### Given request
Repeat every record below exactly as it appears.

### Data records
▼

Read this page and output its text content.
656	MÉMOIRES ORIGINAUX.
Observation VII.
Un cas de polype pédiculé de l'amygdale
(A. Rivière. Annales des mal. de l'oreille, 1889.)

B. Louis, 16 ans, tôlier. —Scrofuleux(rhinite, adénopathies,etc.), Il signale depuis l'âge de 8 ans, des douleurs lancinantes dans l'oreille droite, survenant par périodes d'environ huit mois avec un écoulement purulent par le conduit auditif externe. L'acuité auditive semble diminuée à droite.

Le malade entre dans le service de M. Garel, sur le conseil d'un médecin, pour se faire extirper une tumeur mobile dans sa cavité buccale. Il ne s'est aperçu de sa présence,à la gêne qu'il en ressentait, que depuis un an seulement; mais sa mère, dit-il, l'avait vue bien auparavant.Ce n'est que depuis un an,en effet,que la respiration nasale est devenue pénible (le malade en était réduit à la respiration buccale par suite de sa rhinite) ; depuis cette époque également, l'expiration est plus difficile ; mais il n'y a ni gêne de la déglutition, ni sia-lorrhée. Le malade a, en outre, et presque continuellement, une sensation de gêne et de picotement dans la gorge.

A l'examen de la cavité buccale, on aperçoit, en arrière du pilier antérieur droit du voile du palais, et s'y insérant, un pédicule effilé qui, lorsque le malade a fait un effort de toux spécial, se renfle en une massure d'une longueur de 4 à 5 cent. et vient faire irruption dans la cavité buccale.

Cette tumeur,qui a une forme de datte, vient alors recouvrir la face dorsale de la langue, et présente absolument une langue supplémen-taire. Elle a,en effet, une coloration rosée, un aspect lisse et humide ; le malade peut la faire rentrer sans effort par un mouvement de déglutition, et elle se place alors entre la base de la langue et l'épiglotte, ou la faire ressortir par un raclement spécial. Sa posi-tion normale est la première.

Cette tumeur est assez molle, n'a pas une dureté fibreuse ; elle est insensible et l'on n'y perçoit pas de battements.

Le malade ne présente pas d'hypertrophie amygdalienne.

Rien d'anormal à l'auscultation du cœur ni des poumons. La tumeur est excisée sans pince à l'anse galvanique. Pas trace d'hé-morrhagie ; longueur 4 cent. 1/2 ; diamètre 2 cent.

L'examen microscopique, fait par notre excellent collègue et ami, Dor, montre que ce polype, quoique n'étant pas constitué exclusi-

▲

### Response for this exercise
Read this page and output its text content.
656	MÉMOIRES ORIGINAUX.
Observation VII.
Un cas de polype pédiculé de l'amygdale
(A. Rivière. Annales des mal. de l'oreille, 1889.)

B. Louis, 16 ans, tôlier. —Scrofuleux(rhinite, adénopathies,etc.), Il signale depuis l'âge de 8 ans, des douleurs lancinantes dans l'oreille droite, survenant par périodes d'environ huit mois avec un écoulement purulent par le conduit auditif externe. L'acuité auditive semble diminuée à droite.

Le malade entre dans le service de M. Garel, sur le conseil d'un médecin, pour se faire extirper une tumeur mobile dans sa cavité buccale. Il ne s'est aperçu de sa présence,à la gêne qu'il en ressentait, que depuis un an seulement; mais sa mère, dit-il, l'avait vue bien auparavant.Ce n'est que depuis un an,en effet,que la respiration nasale est devenue pénible (le malade en était réduit à la respiration buccale par suite de sa rhinite) ; depuis cette époque également, l'expiration est plus difficile ; mais il n'y a ni gêne de la déglutition, ni sia-lorrhée. Le malade a, en outre, et presque continuellement, une sensation de gêne et de picotement dans la gorge.

A l'examen de la cavité buccale, on aperçoit, en arrière du pilier antérieur droit du voile du palais, et s'y insérant, un pédicule effilé qui, lorsque le malade a fait un effort de toux spécial, se renfle en une massure d'une longueur de 4 à 5 cent. et vient faire irruption dans la cavité buccale.

Cette tumeur,qui a une forme de datte, vient alors recouvrir la face dorsale de la langue, et présente absolument une langue supplémen-taire. Elle a,en effet, une coloration rosée, un aspect lisse et humide ; le malade peut la faire rentrer sans effort par un mouvement de déglutition, et elle se place alors entre la base de la langue et l'épiglotte, ou la faire ressortir par un raclement spécial. Sa posi-tion normale est la première.

Cette tumeur est assez molle, n'a pas une dureté fibreuse ; elle est insensible et l'on n'y perçoit pas de battements.

Le malade ne présente pas d'hypertrophie amygdalienne.

Rien d'anormal à l'auscultation du cœur ni des poumons. La tumeur est excisée sans pince à l'anse galvanique. Pas trace d'hé-morrhagie ; longueur 4 cent. 1/2 ; diamètre 2 cent.

L'examen microscopique, fait par notre excellent collègue et ami, Dor, montre que ce polype, quoique n'étant pas constitué exclusi-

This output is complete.